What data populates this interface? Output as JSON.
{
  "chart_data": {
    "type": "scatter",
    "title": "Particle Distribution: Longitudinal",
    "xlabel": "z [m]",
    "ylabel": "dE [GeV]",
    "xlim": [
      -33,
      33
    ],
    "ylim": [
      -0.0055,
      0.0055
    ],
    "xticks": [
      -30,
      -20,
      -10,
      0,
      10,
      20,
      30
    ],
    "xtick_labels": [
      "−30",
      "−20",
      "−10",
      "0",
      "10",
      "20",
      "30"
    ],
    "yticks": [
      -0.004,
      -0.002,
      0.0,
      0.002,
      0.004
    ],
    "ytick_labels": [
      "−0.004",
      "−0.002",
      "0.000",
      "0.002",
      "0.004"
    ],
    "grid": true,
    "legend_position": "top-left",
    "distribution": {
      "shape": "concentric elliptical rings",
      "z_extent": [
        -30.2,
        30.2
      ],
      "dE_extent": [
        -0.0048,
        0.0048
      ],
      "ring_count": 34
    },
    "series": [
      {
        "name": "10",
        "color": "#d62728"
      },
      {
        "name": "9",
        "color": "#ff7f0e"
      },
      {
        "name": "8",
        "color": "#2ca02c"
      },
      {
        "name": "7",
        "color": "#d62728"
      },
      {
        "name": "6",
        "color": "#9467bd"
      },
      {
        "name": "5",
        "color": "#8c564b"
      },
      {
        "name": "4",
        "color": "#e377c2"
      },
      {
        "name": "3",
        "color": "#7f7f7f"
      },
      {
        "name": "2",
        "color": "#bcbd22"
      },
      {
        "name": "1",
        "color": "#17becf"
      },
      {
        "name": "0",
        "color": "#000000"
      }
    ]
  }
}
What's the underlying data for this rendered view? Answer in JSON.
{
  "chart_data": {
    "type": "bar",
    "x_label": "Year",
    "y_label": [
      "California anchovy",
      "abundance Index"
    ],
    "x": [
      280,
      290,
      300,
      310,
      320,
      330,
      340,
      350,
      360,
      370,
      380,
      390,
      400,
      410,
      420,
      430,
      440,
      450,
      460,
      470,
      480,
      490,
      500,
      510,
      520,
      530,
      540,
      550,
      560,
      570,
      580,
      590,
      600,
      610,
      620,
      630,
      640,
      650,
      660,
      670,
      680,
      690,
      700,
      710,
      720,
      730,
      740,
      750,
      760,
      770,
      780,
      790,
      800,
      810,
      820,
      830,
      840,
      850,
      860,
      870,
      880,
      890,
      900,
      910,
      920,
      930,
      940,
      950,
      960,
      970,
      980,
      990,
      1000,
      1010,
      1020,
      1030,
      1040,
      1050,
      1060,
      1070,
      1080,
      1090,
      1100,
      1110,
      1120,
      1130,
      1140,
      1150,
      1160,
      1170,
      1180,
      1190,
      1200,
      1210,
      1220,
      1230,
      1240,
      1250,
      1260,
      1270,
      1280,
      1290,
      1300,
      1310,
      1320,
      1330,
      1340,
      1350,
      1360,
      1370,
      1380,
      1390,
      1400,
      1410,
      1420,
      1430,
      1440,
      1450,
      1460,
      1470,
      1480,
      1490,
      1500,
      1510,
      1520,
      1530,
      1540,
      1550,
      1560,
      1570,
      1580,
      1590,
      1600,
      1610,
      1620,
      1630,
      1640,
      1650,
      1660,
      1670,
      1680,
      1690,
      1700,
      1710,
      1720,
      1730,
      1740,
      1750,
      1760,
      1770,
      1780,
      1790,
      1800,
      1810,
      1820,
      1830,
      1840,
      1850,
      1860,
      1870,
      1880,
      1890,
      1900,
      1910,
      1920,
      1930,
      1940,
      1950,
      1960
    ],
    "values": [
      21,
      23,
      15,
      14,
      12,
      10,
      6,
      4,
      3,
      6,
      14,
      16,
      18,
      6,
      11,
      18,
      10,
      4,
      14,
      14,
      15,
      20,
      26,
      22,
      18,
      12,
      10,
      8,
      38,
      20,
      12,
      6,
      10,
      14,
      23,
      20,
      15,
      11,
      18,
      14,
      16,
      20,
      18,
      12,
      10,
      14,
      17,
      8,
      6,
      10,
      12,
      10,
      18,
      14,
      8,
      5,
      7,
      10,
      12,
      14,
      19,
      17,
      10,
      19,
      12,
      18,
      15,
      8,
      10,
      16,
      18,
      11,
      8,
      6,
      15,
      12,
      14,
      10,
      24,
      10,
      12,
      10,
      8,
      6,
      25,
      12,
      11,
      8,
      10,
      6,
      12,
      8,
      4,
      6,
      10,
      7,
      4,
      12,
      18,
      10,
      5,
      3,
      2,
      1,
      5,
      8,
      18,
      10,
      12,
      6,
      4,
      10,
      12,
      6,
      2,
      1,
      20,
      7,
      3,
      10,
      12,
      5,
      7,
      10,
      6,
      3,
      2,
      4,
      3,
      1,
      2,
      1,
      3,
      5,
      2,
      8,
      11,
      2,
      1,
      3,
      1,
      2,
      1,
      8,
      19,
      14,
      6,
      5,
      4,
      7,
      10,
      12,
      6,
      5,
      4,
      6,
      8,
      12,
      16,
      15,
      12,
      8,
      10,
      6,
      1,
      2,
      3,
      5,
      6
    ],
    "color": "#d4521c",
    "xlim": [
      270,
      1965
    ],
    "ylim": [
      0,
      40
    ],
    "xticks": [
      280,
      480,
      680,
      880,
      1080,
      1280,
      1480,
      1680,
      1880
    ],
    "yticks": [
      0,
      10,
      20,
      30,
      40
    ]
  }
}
+---+
Using the data above, return each line exactly as written.

» **EXPECTED ANSWER**:
What data populates this interface? Output as JSON.
{
  "chart_data": {
    "type": "scatter",
    "title": "Particle Distribution: Longitudinal",
    "xlabel": "z [m]",
    "ylabel": "dE [GeV]",
    "xlim": [
      -33,
      33
    ],
    "ylim": [
      -0.0055,
      0.0055
    ],
    "xticks": [
      -30,
      -20,
      -10,
      0,
      10,
      20,
      30
    ],
    "xtick_labels": [
      "−30",
      "−20",
      "−10",
      "0",
      "10",
      "20",
      "30"
    ],
    "yticks": [
      -0.004,
      -0.002,
      0.0,
      0.002,
      0.004
    ],
    "ytick_labels": [
      "−0.004",
      "−0.002",
      "0.000",
      "0.002",
      "0.004"
    ],
    "grid": true,
    "legend_position": "top-left",
    "distribution": {
      "shape": "concentric elliptical rings",
      "z_extent": [
        -30.2,
        30.2
      ],
      "dE_extent": [
        -0.0048,
        0.0048
      ],
      "ring_count": 34
    },
    "series": [
      {
        "name": "10",
        "color": "#d62728"
      },
      {
        "name": "9",
        "color": "#ff7f0e"
      },
      {
        "name": "8",
        "color": "#2ca02c"
      },
      {
        "name": "7",
        "color": "#d62728"
      },
      {
        "name": "6",
        "color": "#9467bd"
      },
      {
        "name": "5",
        "color": "#8c564b"
      },
      {
        "name": "4",
        "color": "#e377c2"
      },
      {
        "name": "3",
        "color": "#7f7f7f"
      },
      {
        "name": "2",
        "color": "#bcbd22"
      },
      {
        "name": "1",
        "color": "#17becf"
      },
      {
        "name": "0",
        "color": "#000000"
      }
    ]
  }
}
What's the underlying data for this rendered view? Answer in JSON.
{
  "chart_data": {
    "type": "bar",
    "x_label": "Year",
    "y_label": [
      "California anchovy",
      "abundance Index"
    ],
    "x": [
      280,
      290,
      300,
      310,
      320,
      330,
      340,
      350,
      360,
      370,
      380,
      390,
      400,
      410,
      420,
      430,
      440,
      450,
      460,
      470,
      480,
      490,
      500,
      510,
      520,
      530,
      540,
      550,
      560,
      570,
      580,
      590,
      600,
      610,
      620,
      630,
      640,
      650,
      660,
      670,
      680,
      690,
      700,
      710,
      720,
      730,
      740,
      750,
      760,
      770,
      780,
      790,
      800,
      810,
      820,
      830,
      840,
      850,
      860,
      870,
      880,
      890,
      900,
      910,
      920,
      930,
      940,
      950,
      960,
      970,
      980,
      990,
      1000,
      1010,
      1020,
      1030,
      1040,
      1050,
      1060,
      1070,
      1080,
      1090,
      1100,
      1110,
      1120,
      1130,
      1140,
      1150,
      1160,
      1170,
      1180,
      1190,
      1200,
      1210,
      1220,
      1230,
      1240,
      1250,
      1260,
      1270,
      1280,
      1290,
      1300,
      1310,
      1320,
      1330,
      1340,
      1350,
      1360,
      1370,
      1380,
      1390,
      1400,
      1410,
      1420,
      1430,
      1440,
      1450,
      1460,
      1470,
      1480,
      1490,
      1500,
      1510,
      1520,
      1530,
      1540,
      1550,
      1560,
      1570,
      1580,
      1590,
      1600,
      1610,
      1620,
      1630,
      1640,
      1650,
      1660,
      1670,
      1680,
      1690,
      1700,
      1710,
      1720,
      1730,
      1740,
      1750,
      1760,
      1770,
      1780,
      1790,
      1800,
      1810,
      1820,
      1830,
      1840,
      1850,
      1860,
      1870,
      1880,
      1890,
      1900,
      1910,
      1920,
      1930,
      1940,
      1950,
      1960
    ],
    "values": [
      21,
      23,
      15,
      14,
      12,
      10,
      6,
      4,
      3,
      6,
      14,
      16,
      18,
      6,
      11,
      18,
      10,
      4,
      14,
      14,
      15,
      20,
      26,
      22,
      18,
      12,
      10,
      8,
      38,
      20,
      12,
      6,
      10,
      14,
      23,
      20,
      15,
      11,
      18,
      14,
      16,
      20,
      18,
      12,
      10,
      14,
      17,
      8,
      6,
      10,
      12,
      10,
      18,
      14,
      8,
      5,
      7,
      10,
      12,
      14,
      19,
      17,
      10,
      19,
      12,
      18,
      15,
      8,
      10,
      16,
      18,
      11,
      8,
      6,
      15,
      12,
      14,
      10,
      24,
      10,
      12,
      10,
      8,
      6,
      25,
      12,
      11,
      8,
      10,
      6,
      12,
      8,
      4,
      6,
      10,
      7,
      4,
      12,
      18,
      10,
      5,
      3,
      2,
      1,
      5,
      8,
      18,
      10,
      12,
      6,
      4,
      10,
      12,
      6,
      2,
      1,
      20,
      7,
      3,
      10,
      12,
      5,
      7,
      10,
      6,
      3,
      2,
      4,
      3,
      1,
      2,
      1,
      3,
      5,
      2,
      8,
      11,
      2,
      1,
      3,
      1,
      2,
      1,
      8,
      19,
      14,
      6,
      5,
      4,
      7,
      10,
      12,
      6,
      5,
      4,
      6,
      8,
      12,
      16,
      15,
      12,
      8,
      10,
      6,
      1,
      2,
      3,
      5,
      6
    ],
    "color": "#d4521c",
    "xlim": [
      270,
      1965
    ],
    "ylim": [
      0,
      40
    ],
    "xticks": [
      280,
      480,
      680,
      880,
      1080,
      1280,
      1480,
      1680,
      1880
    ],
    "yticks": [
      0,
      10,
      20,
      30,
      40
    ]
  }
}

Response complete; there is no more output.